[TASK STATEMENT] Pictures within the data are to be left out; everything else must be reproduced exactly.

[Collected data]
****************************************
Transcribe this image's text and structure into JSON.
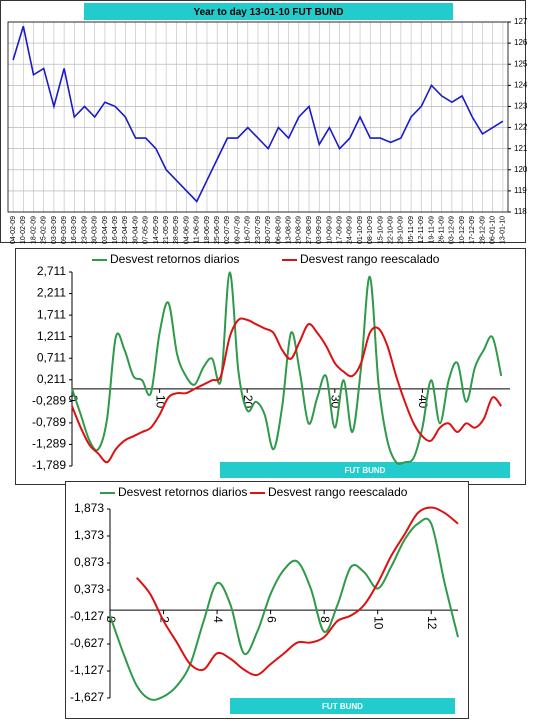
{
  "chart_data": [
    {
      "type": "line",
      "title": "Year to day  13-01-10    FUT BUND",
      "categories": [
        "04-02-09",
        "10-02-09",
        "18-02-09",
        "25-02-09",
        "03-03-09",
        "09-03-09",
        "16-03-09",
        "23-03-09",
        "30-03-09",
        "03-04-09",
        "16-04-09",
        "23-04-09",
        "30-04-09",
        "07-05-09",
        "14-05-09",
        "21-05-09",
        "28-05-09",
        "04-06-09",
        "11-06-09",
        "18-06-09",
        "25-06-09",
        "02-07-09",
        "09-07-09",
        "16-07-09",
        "23-07-09",
        "30-07-09",
        "06-08-09",
        "13-08-09",
        "20-08-09",
        "27-08-09",
        "03-09-09",
        "10-09-09",
        "17-09-09",
        "24-09-09",
        "01-10-09",
        "08-10-09",
        "15-10-09",
        "22-10-09",
        "29-10-09",
        "05-11-09",
        "12-11-09",
        "19-11-09",
        "26-11-09",
        "03-12-09",
        "10-12-09",
        "17-12-09",
        "28-12-09",
        "06-01-10",
        "13-01-10"
      ],
      "series": [
        {
          "color": "#1a1acc",
          "values": [
            125.2,
            126.8,
            124.5,
            124.8,
            123,
            124.8,
            122.5,
            123,
            122.5,
            123.2,
            123,
            122.5,
            121.5,
            121.5,
            121,
            120,
            119.5,
            119,
            118.5,
            119.5,
            120.5,
            121.5,
            121.5,
            122,
            121.5,
            121,
            122,
            121.5,
            122.5,
            123,
            121.2,
            122,
            121,
            121.5,
            122.5,
            121.5,
            121.5,
            121.3,
            121.5,
            122.5,
            123,
            124,
            123.5,
            123.2,
            123.5,
            122.5,
            121.7,
            122,
            122.3
          ]
        }
      ],
      "ylim": [
        118,
        127
      ],
      "yticks": [
        118,
        119,
        120,
        121,
        122,
        123,
        124,
        125,
        126,
        127
      ],
      "grid": true,
      "y_axis_side": "right"
    },
    {
      "type": "line",
      "smooth": true,
      "annotation": "FUT BUND",
      "legend": "top",
      "x": [
        0,
        1,
        2,
        3,
        4,
        5,
        6,
        7,
        8,
        9,
        10,
        11,
        12,
        13,
        14,
        15,
        16,
        17,
        18,
        19,
        20,
        21,
        22,
        23,
        24,
        25,
        26,
        27,
        28,
        29,
        30,
        31,
        32,
        33,
        34,
        35,
        36,
        37,
        38,
        39,
        40,
        41,
        42,
        43,
        44,
        45,
        46,
        47,
        48,
        49
      ],
      "series": [
        {
          "name": "Desvest retornos diarios",
          "color": "#2e9a4a",
          "values": [
            0,
            -0.6,
            -1.2,
            -1.4,
            -0.7,
            1.2,
            0.9,
            0.3,
            0.2,
            -0.1,
            1.3,
            2.0,
            0.8,
            0.3,
            0.1,
            0.5,
            0.7,
            0.2,
            2.7,
            0.4,
            -0.5,
            -0.3,
            -0.6,
            -1.4,
            -0.4,
            1.3,
            0.4,
            -0.8,
            -0.2,
            0.3,
            -0.9,
            0.2,
            -1.0,
            0.5,
            2.6,
            0.1,
            -1.2,
            -1.7,
            -1.7,
            -1.6,
            -0.9,
            0.2,
            -0.8,
            0.2,
            0.6,
            -0.3,
            0.5,
            0.9,
            1.2,
            0.3
          ]
        },
        {
          "name": "Desvest rango reescalado",
          "color": "#dd1111",
          "values": [
            -0.4,
            -0.9,
            -1.3,
            -1.5,
            -1.7,
            -1.4,
            -1.2,
            -1.1,
            -1.0,
            -0.9,
            -0.6,
            -0.2,
            -0.1,
            -0.1,
            0.0,
            0.1,
            0.2,
            0.3,
            1.2,
            1.6,
            1.6,
            1.5,
            1.4,
            1.3,
            0.9,
            0.7,
            1.1,
            1.5,
            1.3,
            1.0,
            0.6,
            0.4,
            0.3,
            0.6,
            1.3,
            1.4,
            1.0,
            0.3,
            -0.3,
            -0.8,
            -1.1,
            -1.2,
            -0.9,
            -0.8,
            -1.0,
            -0.8,
            -0.9,
            -0.7,
            -0.2,
            -0.4
          ]
        }
      ],
      "xlim": [
        0,
        50
      ],
      "xticks": [
        0,
        10,
        20,
        30,
        40
      ],
      "ylim": [
        -1.789,
        2.711
      ],
      "yticks": [
        {
          "value": -1.789,
          "label": "-1,789"
        },
        {
          "value": -1.289,
          "label": "-1,289"
        },
        {
          "value": -0.789,
          "label": "-0,789"
        },
        {
          "value": -0.289,
          "label": "-0,289"
        },
        {
          "value": 0.211,
          "label": "0,211"
        },
        {
          "value": 0.711,
          "label": "0,711"
        },
        {
          "value": 1.211,
          "label": "1,211"
        },
        {
          "value": 1.711,
          "label": "1,711"
        },
        {
          "value": 2.211,
          "label": "2,211"
        },
        {
          "value": 2.711,
          "label": "2,711"
        }
      ]
    },
    {
      "type": "line",
      "smooth": true,
      "annotation": "FUT BUND",
      "legend": "top",
      "x": [
        0,
        0.5,
        1,
        1.5,
        2,
        2.5,
        3,
        3.5,
        4,
        4.5,
        5,
        5.5,
        6,
        6.5,
        7,
        7.5,
        8,
        8.5,
        9,
        9.5,
        10,
        10.5,
        11,
        11.5,
        12,
        12.5,
        13
      ],
      "series": [
        {
          "name": "Desvest retornos diarios",
          "color": "#2e9a4a",
          "values": [
            -0.1,
            -0.8,
            -1.4,
            -1.65,
            -1.6,
            -1.4,
            -1.0,
            -0.2,
            0.5,
            0.1,
            -0.8,
            -0.4,
            0.3,
            0.75,
            0.9,
            0.4,
            -0.4,
            0.1,
            0.8,
            0.7,
            0.4,
            0.8,
            1.3,
            1.6,
            1.6,
            0.5,
            -0.5
          ]
        },
        {
          "name": "Desvest rango reescalado",
          "color": "#dd1111",
          "values": [
            null,
            null,
            0.6,
            0.3,
            -0.2,
            -0.6,
            -1.0,
            -1.1,
            -0.8,
            -0.9,
            -1.1,
            -1.2,
            -1.0,
            -0.8,
            -0.6,
            -0.6,
            -0.5,
            -0.2,
            -0.1,
            0.1,
            0.5,
            1.0,
            1.4,
            1.8,
            1.9,
            1.8,
            1.6
          ]
        }
      ],
      "xlim": [
        0,
        13
      ],
      "xticks": [
        0,
        2,
        4,
        6,
        8,
        10,
        12
      ],
      "ylim": [
        -1.627,
        1.873
      ],
      "yticks": [
        {
          "value": -1.627,
          "label": "-1,627"
        },
        {
          "value": -1.127,
          "label": "-1,127"
        },
        {
          "value": -0.627,
          "label": "-0,627"
        },
        {
          "value": -0.127,
          "label": "-0,127"
        },
        {
          "value": 0.373,
          "label": "0,373"
        },
        {
          "value": 0.873,
          "label": "0,873"
        },
        {
          "value": 1.373,
          "label": "1,373"
        },
        {
          "value": 1.873,
          "label": "1,873"
        }
      ]
    }
  ]
}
****************************************
[EXERCISE RESPONSE]
Transcribe this image's text and structure into JSON.
{
  "chart_data": [
    {
      "type": "line",
      "title": "Year to day  13-01-10    FUT BUND",
      "categories": [
        "04-02-09",
        "10-02-09",
        "18-02-09",
        "25-02-09",
        "03-03-09",
        "09-03-09",
        "16-03-09",
        "23-03-09",
        "30-03-09",
        "03-04-09",
        "16-04-09",
        "23-04-09",
        "30-04-09",
        "07-05-09",
        "14-05-09",
        "21-05-09",
        "28-05-09",
        "04-06-09",
        "11-06-09",
        "18-06-09",
        "25-06-09",
        "02-07-09",
        "09-07-09",
        "16-07-09",
        "23-07-09",
        "30-07-09",
        "06-08-09",
        "13-08-09",
        "20-08-09",
        "27-08-09",
        "03-09-09",
        "10-09-09",
        "17-09-09",
        "24-09-09",
        "01-10-09",
        "08-10-09",
        "15-10-09",
        "22-10-09",
        "29-10-09",
        "05-11-09",
        "12-11-09",
        "19-11-09",
        "26-11-09",
        "03-12-09",
        "10-12-09",
        "17-12-09",
        "28-12-09",
        "06-01-10",
        "13-01-10"
      ],
      "series": [
        {
          "color": "#1a1acc",
          "values": [
            125.2,
            126.8,
            124.5,
            124.8,
            123,
            124.8,
            122.5,
            123,
            122.5,
            123.2,
            123,
            122.5,
            121.5,
            121.5,
            121,
            120,
            119.5,
            119,
            118.5,
            119.5,
            120.5,
            121.5,
            121.5,
            122,
            121.5,
            121,
            122,
            121.5,
            122.5,
            123,
            121.2,
            122,
            121,
            121.5,
            122.5,
            121.5,
            121.5,
            121.3,
            121.5,
            122.5,
            123,
            124,
            123.5,
            123.2,
            123.5,
            122.5,
            121.7,
            122,
            122.3
          ]
        }
      ],
      "ylim": [
        118,
        127
      ],
      "yticks": [
        118,
        119,
        120,
        121,
        122,
        123,
        124,
        125,
        126,
        127
      ],
      "grid": true,
      "y_axis_side": "right"
    },
    {
      "type": "line",
      "smooth": true,
      "annotation": "FUT BUND",
      "legend": "top",
      "x": [
        0,
        1,
        2,
        3,
        4,
        5,
        6,
        7,
        8,
        9,
        10,
        11,
        12,
        13,
        14,
        15,
        16,
        17,
        18,
        19,
        20,
        21,
        22,
        23,
        24,
        25,
        26,
        27,
        28,
        29,
        30,
        31,
        32,
        33,
        34,
        35,
        36,
        37,
        38,
        39,
        40,
        41,
        42,
        43,
        44,
        45,
        46,
        47,
        48,
        49
      ],
      "series": [
        {
          "name": "Desvest retornos diarios",
          "color": "#2e9a4a",
          "values": [
            0,
            -0.6,
            -1.2,
            -1.4,
            -0.7,
            1.2,
            0.9,
            0.3,
            0.2,
            -0.1,
            1.3,
            2.0,
            0.8,
            0.3,
            0.1,
            0.5,
            0.7,
            0.2,
            2.7,
            0.4,
            -0.5,
            -0.3,
            -0.6,
            -1.4,
            -0.4,
            1.3,
            0.4,
            -0.8,
            -0.2,
            0.3,
            -0.9,
            0.2,
            -1.0,
            0.5,
            2.6,
            0.1,
            -1.2,
            -1.7,
            -1.7,
            -1.6,
            -0.9,
            0.2,
            -0.8,
            0.2,
            0.6,
            -0.3,
            0.5,
            0.9,
            1.2,
            0.3
          ]
        },
        {
          "name": "Desvest rango reescalado",
          "color": "#dd1111",
          "values": [
            -0.4,
            -0.9,
            -1.3,
            -1.5,
            -1.7,
            -1.4,
            -1.2,
            -1.1,
            -1.0,
            -0.9,
            -0.6,
            -0.2,
            -0.1,
            -0.1,
            0.0,
            0.1,
            0.2,
            0.3,
            1.2,
            1.6,
            1.6,
            1.5,
            1.4,
            1.3,
            0.9,
            0.7,
            1.1,
            1.5,
            1.3,
            1.0,
            0.6,
            0.4,
            0.3,
            0.6,
            1.3,
            1.4,
            1.0,
            0.3,
            -0.3,
            -0.8,
            -1.1,
            -1.2,
            -0.9,
            -0.8,
            -1.0,
            -0.8,
            -0.9,
            -0.7,
            -0.2,
            -0.4
          ]
        }
      ],
      "xlim": [
        0,
        50
      ],
      "xticks": [
        0,
        10,
        20,
        30,
        40
      ],
      "ylim": [
        -1.789,
        2.711
      ],
      "yticks": [
        {
          "value": -1.789,
          "label": "-1,789"
        },
        {
          "value": -1.289,
          "label": "-1,289"
        },
        {
          "value": -0.789,
          "label": "-0,789"
        },
        {
          "value": -0.289,
          "label": "-0,289"
        },
        {
          "value": 0.211,
          "label": "0,211"
        },
        {
          "value": 0.711,
          "label": "0,711"
        },
        {
          "value": 1.211,
          "label": "1,211"
        },
        {
          "value": 1.711,
          "label": "1,711"
        },
        {
          "value": 2.211,
          "label": "2,211"
        },
        {
          "value": 2.711,
          "label": "2,711"
        }
      ]
    },
    {
      "type": "line",
      "smooth": true,
      "annotation": "FUT BUND",
      "legend": "top",
      "x": [
        0,
        0.5,
        1,
        1.5,
        2,
        2.5,
        3,
        3.5,
        4,
        4.5,
        5,
        5.5,
        6,
        6.5,
        7,
        7.5,
        8,
        8.5,
        9,
        9.5,
        10,
        10.5,
        11,
        11.5,
        12,
        12.5,
        13
      ],
      "series": [
        {
          "name": "Desvest retornos diarios",
          "color": "#2e9a4a",
          "values": [
            -0.1,
            -0.8,
            -1.4,
            -1.65,
            -1.6,
            -1.4,
            -1.0,
            -0.2,
            0.5,
            0.1,
            -0.8,
            -0.4,
            0.3,
            0.75,
            0.9,
            0.4,
            -0.4,
            0.1,
            0.8,
            0.7,
            0.4,
            0.8,
            1.3,
            1.6,
            1.6,
            0.5,
            -0.5
          ]
        },
        {
          "name": "Desvest rango reescalado",
          "color": "#dd1111",
          "values": [
            null,
            null,
            0.6,
            0.3,
            -0.2,
            -0.6,
            -1.0,
            -1.1,
            -0.8,
            -0.9,
            -1.1,
            -1.2,
            -1.0,
            -0.8,
            -0.6,
            -0.6,
            -0.5,
            -0.2,
            -0.1,
            0.1,
            0.5,
            1.0,
            1.4,
            1.8,
            1.9,
            1.8,
            1.6
          ]
        }
      ],
      "xlim": [
        0,
        13
      ],
      "xticks": [
        0,
        2,
        4,
        6,
        8,
        10,
        12
      ],
      "ylim": [
        -1.627,
        1.873
      ],
      "yticks": [
        {
          "value": -1.627,
          "label": "-1,627"
        },
        {
          "value": -1.127,
          "label": "-1,127"
        },
        {
          "value": -0.627,
          "label": "-0,627"
        },
        {
          "value": -0.127,
          "label": "-0,127"
        },
        {
          "value": 0.373,
          "label": "0,373"
        },
        {
          "value": 0.873,
          "label": "0,873"
        },
        {
          "value": 1.373,
          "label": "1,373"
        },
        {
          "value": 1.873,
          "label": "1,873"
        }
      ]
    }
  ]
}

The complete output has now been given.